PROBLEM REQUIREMENTS: Look through the records below, and copy out every line that holds the string "JSON".

Collected data entries:
>> start

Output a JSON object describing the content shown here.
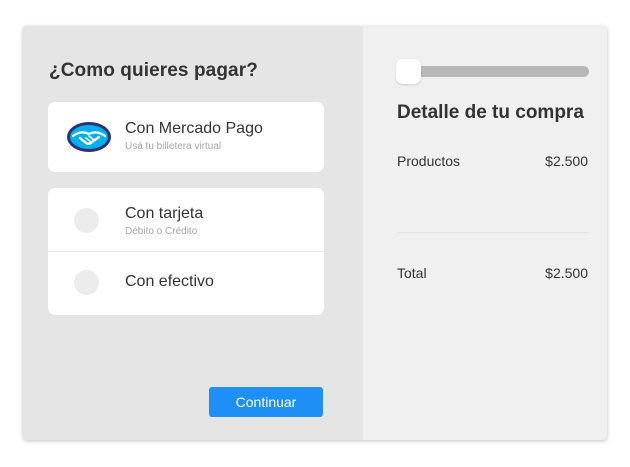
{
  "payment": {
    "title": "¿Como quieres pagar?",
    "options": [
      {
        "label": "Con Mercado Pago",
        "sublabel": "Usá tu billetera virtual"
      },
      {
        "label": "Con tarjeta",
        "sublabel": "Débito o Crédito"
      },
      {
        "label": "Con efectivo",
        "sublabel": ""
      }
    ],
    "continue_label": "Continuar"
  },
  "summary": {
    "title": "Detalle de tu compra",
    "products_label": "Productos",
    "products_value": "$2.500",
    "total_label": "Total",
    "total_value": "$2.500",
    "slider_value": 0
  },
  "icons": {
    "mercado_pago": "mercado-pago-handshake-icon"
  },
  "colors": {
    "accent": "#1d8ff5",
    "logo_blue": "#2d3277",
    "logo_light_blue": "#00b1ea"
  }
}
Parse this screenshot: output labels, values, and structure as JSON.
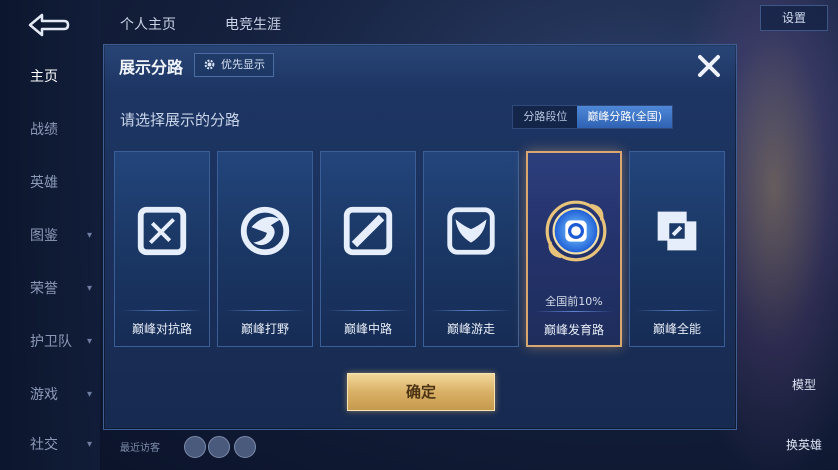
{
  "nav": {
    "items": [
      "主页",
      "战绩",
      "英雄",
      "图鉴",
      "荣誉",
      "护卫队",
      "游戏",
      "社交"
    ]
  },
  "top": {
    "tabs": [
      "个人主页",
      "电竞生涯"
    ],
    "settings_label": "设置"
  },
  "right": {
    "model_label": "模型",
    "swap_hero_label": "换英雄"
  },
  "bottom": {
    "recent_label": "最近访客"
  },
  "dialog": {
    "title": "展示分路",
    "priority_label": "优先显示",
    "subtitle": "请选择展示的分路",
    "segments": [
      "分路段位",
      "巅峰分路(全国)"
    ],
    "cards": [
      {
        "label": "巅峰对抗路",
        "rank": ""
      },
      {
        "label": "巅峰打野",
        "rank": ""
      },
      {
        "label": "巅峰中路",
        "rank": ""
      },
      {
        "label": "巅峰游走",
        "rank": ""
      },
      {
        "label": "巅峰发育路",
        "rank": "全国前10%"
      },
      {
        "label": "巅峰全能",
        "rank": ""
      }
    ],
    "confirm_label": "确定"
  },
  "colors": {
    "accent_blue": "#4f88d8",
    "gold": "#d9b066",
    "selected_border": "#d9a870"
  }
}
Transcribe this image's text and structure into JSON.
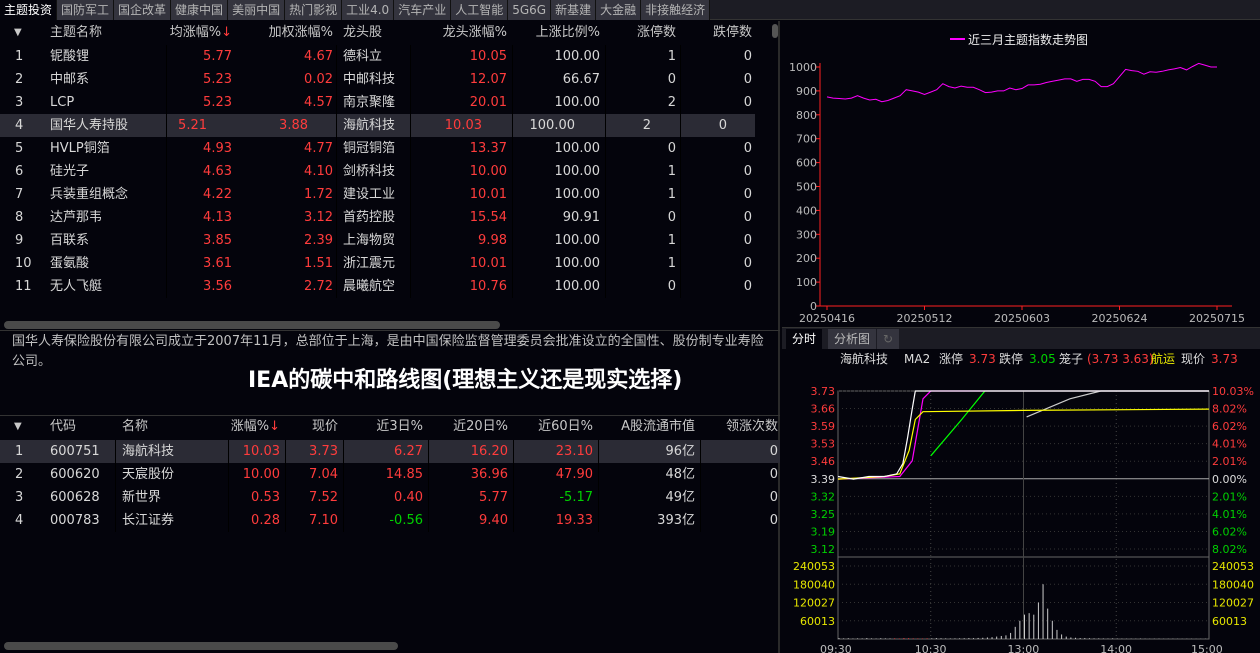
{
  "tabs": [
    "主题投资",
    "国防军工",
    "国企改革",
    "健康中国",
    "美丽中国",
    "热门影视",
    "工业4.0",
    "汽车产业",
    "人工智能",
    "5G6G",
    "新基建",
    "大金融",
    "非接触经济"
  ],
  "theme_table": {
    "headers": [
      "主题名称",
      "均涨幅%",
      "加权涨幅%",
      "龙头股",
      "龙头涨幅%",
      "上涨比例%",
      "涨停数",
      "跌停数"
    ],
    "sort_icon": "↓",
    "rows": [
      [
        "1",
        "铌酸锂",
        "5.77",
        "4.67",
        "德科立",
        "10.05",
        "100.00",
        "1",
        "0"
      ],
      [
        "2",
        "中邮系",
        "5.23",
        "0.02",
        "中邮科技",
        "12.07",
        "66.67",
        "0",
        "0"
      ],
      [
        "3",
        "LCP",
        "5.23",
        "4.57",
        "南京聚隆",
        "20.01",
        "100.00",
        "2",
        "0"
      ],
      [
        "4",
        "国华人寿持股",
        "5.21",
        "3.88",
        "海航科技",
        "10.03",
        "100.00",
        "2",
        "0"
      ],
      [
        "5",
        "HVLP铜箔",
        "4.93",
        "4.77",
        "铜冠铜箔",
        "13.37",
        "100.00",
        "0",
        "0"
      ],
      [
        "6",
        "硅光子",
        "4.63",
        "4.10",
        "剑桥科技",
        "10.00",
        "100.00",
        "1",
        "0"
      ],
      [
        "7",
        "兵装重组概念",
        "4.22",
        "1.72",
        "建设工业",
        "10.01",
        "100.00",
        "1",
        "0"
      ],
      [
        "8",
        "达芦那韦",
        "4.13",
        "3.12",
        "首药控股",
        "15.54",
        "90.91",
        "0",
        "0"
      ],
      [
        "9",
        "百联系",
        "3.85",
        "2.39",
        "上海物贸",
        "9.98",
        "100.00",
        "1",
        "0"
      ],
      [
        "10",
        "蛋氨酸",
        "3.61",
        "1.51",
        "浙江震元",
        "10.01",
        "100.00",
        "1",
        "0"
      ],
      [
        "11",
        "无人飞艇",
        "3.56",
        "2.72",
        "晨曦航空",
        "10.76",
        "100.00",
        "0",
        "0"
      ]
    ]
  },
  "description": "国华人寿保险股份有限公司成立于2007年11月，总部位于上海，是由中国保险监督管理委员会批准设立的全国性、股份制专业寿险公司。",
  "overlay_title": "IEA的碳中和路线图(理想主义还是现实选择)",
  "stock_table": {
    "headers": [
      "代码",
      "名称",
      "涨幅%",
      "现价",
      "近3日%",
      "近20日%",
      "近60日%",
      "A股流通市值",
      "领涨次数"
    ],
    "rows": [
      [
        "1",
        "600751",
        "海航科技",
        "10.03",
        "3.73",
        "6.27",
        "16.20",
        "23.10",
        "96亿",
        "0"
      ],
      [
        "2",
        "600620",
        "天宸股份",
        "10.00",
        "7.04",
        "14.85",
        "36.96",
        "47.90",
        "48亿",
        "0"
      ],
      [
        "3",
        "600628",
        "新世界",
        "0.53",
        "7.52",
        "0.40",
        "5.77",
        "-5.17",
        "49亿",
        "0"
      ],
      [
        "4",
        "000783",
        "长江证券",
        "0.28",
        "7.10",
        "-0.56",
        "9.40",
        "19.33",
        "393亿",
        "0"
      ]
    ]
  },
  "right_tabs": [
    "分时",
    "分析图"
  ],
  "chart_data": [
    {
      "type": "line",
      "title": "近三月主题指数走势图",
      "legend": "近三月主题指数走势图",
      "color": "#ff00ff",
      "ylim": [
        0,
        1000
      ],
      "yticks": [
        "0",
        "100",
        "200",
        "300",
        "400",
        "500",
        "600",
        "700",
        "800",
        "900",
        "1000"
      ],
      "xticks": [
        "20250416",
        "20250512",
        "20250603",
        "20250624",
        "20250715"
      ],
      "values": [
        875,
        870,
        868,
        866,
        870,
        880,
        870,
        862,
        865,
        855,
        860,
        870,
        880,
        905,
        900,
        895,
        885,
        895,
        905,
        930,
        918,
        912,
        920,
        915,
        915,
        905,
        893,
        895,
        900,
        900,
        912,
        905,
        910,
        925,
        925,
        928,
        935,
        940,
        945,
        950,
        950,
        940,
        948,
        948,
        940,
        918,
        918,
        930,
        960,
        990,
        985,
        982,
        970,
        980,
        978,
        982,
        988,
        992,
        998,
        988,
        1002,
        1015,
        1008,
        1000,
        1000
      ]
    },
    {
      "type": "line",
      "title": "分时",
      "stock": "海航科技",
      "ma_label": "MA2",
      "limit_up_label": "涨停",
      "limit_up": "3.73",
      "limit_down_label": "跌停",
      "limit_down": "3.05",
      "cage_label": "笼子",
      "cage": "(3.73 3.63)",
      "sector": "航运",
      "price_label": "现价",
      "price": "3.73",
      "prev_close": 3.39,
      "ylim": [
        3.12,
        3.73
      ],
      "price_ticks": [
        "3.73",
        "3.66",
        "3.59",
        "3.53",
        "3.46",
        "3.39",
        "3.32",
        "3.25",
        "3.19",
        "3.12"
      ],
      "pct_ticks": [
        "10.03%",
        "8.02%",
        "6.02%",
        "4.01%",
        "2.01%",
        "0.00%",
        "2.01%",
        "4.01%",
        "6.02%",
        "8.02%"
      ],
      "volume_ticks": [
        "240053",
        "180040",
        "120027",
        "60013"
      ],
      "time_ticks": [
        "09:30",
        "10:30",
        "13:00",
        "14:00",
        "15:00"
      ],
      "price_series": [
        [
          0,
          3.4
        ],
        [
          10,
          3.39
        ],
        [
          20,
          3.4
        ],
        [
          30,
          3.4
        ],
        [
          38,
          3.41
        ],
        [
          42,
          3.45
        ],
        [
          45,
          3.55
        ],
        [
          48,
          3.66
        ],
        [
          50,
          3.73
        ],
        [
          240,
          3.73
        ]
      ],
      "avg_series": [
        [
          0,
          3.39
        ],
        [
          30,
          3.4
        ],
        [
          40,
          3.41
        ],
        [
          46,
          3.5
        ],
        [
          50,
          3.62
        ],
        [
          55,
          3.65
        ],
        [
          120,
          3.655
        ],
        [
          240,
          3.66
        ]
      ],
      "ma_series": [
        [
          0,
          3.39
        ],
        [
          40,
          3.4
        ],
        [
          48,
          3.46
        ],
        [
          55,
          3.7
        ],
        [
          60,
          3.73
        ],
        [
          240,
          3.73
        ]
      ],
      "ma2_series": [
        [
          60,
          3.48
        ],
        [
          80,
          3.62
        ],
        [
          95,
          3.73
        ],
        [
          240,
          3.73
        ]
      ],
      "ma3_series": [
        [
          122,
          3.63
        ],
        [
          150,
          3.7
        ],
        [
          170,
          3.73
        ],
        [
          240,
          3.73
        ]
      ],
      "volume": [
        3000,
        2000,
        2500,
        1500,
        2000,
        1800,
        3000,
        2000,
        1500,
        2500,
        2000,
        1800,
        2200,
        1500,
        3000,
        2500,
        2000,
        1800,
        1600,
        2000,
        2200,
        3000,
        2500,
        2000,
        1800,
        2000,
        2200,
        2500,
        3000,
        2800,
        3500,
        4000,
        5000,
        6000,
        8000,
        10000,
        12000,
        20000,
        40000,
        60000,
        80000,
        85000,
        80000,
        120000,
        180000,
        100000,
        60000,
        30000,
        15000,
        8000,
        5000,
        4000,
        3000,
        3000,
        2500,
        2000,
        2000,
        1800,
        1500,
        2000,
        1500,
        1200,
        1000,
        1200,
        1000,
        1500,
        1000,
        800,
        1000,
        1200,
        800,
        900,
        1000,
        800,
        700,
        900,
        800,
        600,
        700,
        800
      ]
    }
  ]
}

>> end

FULL RESPONSE:
Output a JSON object describing the content shown here.
Parse this screenshot: output labels, values, and structure as JSON.
Transcribe this image's text and structure into JSON.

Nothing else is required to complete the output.